## Do this
Find the word "تجربہ" in the listing; pull out each line holding it.
--*--
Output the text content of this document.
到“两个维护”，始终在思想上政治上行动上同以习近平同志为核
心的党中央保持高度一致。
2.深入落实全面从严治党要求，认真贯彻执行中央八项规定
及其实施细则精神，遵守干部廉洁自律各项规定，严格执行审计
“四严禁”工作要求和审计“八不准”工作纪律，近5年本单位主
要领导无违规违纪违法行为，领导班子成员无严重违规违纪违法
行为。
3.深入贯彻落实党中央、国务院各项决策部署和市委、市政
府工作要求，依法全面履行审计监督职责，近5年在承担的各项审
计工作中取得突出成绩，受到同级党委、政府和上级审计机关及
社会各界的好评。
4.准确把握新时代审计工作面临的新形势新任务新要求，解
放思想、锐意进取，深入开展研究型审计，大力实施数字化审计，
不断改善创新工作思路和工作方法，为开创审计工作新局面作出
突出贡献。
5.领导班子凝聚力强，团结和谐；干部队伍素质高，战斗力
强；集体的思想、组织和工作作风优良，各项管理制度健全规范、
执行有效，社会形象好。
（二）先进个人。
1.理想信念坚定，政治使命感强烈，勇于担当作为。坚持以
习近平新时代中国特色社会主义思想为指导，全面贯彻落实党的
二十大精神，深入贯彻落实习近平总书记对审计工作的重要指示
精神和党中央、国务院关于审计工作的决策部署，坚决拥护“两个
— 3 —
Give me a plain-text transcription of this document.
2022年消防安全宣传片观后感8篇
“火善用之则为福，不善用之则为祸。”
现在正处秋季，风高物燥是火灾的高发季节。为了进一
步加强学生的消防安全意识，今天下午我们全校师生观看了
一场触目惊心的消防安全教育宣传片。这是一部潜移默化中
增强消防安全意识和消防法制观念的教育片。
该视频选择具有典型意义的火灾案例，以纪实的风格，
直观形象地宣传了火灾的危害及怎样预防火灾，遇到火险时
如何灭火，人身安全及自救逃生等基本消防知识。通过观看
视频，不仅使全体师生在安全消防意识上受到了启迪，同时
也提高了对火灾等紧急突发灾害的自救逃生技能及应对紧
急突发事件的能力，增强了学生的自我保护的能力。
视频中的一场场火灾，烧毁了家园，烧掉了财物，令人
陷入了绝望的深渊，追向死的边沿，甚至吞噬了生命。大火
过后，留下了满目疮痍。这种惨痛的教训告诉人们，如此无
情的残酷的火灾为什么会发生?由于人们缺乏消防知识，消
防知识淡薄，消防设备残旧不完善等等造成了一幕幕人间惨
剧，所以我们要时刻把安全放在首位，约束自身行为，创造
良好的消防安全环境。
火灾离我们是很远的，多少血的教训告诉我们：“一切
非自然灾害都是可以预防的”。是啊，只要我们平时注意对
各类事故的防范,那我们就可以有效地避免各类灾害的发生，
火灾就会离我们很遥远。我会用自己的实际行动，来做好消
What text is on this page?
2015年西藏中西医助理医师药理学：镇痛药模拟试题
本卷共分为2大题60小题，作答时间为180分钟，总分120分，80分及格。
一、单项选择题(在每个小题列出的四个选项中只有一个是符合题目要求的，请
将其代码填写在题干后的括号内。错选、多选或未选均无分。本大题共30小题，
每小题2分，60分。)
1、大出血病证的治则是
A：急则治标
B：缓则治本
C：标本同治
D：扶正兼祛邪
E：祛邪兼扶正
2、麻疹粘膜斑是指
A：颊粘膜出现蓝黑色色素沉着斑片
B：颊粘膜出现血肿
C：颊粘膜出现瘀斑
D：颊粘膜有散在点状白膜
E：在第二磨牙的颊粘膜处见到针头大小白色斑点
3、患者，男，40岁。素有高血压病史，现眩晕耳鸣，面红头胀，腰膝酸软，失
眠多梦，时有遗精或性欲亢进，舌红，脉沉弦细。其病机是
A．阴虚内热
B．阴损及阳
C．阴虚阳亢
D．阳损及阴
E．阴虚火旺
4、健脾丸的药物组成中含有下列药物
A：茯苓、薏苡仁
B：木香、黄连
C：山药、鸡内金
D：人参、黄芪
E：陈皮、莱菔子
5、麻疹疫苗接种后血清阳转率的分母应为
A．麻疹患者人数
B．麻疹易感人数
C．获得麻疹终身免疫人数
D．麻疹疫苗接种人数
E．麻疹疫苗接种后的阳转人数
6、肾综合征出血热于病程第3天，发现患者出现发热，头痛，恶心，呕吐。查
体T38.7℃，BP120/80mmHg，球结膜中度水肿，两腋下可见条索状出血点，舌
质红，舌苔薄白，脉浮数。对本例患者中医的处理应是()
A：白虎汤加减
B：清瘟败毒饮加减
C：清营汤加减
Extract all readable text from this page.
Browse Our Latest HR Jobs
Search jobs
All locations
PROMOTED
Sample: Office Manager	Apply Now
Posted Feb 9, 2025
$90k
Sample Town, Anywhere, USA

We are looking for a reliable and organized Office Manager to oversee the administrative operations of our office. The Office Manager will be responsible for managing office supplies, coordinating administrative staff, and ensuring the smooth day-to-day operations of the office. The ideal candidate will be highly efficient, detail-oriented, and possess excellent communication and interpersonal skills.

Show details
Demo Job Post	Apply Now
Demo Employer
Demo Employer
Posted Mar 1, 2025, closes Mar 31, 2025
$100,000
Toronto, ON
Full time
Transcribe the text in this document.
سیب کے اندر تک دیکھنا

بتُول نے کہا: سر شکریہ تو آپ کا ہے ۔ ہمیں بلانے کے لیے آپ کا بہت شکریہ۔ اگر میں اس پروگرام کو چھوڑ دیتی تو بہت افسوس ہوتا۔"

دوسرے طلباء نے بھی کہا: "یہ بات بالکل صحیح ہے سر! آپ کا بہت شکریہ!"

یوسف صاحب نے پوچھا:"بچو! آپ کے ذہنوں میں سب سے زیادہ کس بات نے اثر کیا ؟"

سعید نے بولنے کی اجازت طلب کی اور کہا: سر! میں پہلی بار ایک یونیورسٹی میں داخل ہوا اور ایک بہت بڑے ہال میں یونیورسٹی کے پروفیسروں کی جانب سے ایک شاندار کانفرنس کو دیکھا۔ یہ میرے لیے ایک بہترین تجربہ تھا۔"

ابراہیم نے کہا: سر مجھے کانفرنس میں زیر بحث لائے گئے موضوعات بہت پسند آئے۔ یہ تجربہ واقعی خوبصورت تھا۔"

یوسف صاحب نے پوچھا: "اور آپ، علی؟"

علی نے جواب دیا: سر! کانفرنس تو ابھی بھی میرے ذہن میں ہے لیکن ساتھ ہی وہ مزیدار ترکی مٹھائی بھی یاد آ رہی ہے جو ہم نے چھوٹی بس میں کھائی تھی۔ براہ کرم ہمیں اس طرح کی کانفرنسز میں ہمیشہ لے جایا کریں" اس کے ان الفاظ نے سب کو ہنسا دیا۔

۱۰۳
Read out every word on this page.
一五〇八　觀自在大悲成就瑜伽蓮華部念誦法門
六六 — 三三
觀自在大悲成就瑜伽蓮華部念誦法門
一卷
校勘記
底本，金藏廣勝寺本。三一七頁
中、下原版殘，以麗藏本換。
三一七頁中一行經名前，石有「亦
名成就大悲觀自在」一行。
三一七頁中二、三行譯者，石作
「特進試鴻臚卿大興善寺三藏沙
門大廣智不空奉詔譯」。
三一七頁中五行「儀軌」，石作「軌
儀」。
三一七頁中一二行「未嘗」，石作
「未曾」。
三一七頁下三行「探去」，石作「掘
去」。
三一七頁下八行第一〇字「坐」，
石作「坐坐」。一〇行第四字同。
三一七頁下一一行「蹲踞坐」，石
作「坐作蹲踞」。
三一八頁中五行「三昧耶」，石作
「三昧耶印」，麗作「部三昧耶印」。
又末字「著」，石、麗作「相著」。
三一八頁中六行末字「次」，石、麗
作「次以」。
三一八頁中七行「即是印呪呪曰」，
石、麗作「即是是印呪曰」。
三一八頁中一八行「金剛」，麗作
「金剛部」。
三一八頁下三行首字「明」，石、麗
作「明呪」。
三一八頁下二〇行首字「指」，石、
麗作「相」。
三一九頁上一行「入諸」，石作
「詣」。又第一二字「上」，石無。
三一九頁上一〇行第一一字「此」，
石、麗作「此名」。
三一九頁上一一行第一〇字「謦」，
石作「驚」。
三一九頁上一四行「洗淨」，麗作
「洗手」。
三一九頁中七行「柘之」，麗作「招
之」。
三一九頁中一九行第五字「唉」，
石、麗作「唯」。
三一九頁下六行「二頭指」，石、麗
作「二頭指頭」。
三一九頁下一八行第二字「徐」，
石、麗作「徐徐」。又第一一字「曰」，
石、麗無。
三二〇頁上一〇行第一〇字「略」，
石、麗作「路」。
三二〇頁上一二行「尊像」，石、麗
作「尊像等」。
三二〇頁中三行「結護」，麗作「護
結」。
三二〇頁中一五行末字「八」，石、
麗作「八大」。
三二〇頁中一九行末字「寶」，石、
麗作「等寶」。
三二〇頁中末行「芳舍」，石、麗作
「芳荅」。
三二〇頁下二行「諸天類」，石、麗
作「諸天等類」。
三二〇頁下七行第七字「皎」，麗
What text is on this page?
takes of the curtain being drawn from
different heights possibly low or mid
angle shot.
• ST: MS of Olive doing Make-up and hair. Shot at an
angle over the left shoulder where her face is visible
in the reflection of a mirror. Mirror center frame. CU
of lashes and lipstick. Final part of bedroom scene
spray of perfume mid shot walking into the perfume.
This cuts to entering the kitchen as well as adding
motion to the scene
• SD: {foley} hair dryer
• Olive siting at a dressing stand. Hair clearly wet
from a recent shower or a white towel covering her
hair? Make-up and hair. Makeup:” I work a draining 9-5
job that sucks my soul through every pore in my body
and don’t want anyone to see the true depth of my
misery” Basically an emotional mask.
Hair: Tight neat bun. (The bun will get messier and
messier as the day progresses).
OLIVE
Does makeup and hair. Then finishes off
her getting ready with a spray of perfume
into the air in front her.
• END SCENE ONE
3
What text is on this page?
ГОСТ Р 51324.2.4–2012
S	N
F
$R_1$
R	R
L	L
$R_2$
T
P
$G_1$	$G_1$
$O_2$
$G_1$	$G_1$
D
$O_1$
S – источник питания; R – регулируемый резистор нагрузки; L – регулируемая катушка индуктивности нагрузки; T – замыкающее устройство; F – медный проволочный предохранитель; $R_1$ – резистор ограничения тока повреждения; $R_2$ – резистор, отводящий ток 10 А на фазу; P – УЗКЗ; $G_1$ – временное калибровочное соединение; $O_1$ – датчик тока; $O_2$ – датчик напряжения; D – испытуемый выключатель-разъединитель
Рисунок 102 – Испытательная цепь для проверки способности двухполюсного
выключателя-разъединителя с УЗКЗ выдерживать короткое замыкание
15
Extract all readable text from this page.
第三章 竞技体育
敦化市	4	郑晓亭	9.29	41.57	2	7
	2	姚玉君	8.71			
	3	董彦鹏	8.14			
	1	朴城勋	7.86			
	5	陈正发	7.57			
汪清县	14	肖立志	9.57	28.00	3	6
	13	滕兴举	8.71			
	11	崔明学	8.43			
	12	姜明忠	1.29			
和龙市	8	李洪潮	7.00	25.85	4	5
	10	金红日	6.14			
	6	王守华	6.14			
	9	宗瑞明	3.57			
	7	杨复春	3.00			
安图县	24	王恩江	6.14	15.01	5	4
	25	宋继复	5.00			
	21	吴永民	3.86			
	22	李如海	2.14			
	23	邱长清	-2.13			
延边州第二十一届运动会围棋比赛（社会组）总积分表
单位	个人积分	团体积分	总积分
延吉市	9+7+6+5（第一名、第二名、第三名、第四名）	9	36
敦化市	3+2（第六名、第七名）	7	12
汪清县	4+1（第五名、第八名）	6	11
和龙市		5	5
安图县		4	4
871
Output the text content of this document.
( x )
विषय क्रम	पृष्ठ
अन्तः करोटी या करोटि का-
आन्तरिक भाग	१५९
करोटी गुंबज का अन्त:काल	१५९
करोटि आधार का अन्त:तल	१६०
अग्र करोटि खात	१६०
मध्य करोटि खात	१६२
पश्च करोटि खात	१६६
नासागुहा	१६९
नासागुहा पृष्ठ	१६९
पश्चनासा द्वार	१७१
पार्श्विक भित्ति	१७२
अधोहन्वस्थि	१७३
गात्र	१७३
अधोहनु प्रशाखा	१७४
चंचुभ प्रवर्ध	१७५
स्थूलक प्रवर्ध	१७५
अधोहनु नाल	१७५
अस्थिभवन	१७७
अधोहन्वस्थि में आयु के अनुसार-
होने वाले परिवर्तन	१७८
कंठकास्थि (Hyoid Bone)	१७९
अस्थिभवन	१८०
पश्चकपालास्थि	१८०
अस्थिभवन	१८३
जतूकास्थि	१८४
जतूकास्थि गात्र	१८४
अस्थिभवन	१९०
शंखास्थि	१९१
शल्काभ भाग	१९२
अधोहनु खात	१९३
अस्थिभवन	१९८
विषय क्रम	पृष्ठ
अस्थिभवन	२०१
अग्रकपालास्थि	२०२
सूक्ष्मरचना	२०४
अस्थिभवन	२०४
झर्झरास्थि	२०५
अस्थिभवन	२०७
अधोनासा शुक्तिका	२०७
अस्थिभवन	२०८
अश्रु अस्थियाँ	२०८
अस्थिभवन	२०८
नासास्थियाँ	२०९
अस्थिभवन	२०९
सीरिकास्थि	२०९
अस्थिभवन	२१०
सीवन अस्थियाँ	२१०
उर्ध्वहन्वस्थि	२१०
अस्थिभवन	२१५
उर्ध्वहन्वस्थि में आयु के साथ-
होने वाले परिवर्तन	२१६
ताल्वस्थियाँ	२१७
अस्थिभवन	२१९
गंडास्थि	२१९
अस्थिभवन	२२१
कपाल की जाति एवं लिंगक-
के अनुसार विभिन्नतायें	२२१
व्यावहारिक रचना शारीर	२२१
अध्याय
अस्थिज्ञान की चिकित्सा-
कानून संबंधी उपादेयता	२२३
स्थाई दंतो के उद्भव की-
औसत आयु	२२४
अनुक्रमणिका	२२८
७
--*--
## Solution for this problem
سعید نے بولنے کی اجازت طلب کی اور کہا: سر! میں پہلی بار ایک یونیورسٹی میں داخل ہوا اور ایک بہت بڑے ہال میں یونیورسٹی کے پروفیسروں کی جانب سے ایک شاندار کانفرنس کو دیکھا۔ یہ میرے لیے ایک بہترین تجربہ تھا۔"
ابراہیم نے کہا: سر مجھے کانفرنس میں زیر بحث لائے گئے موضوعات بہت پسند آئے۔ یہ تجربہ واقعی خوبصورت تھا۔"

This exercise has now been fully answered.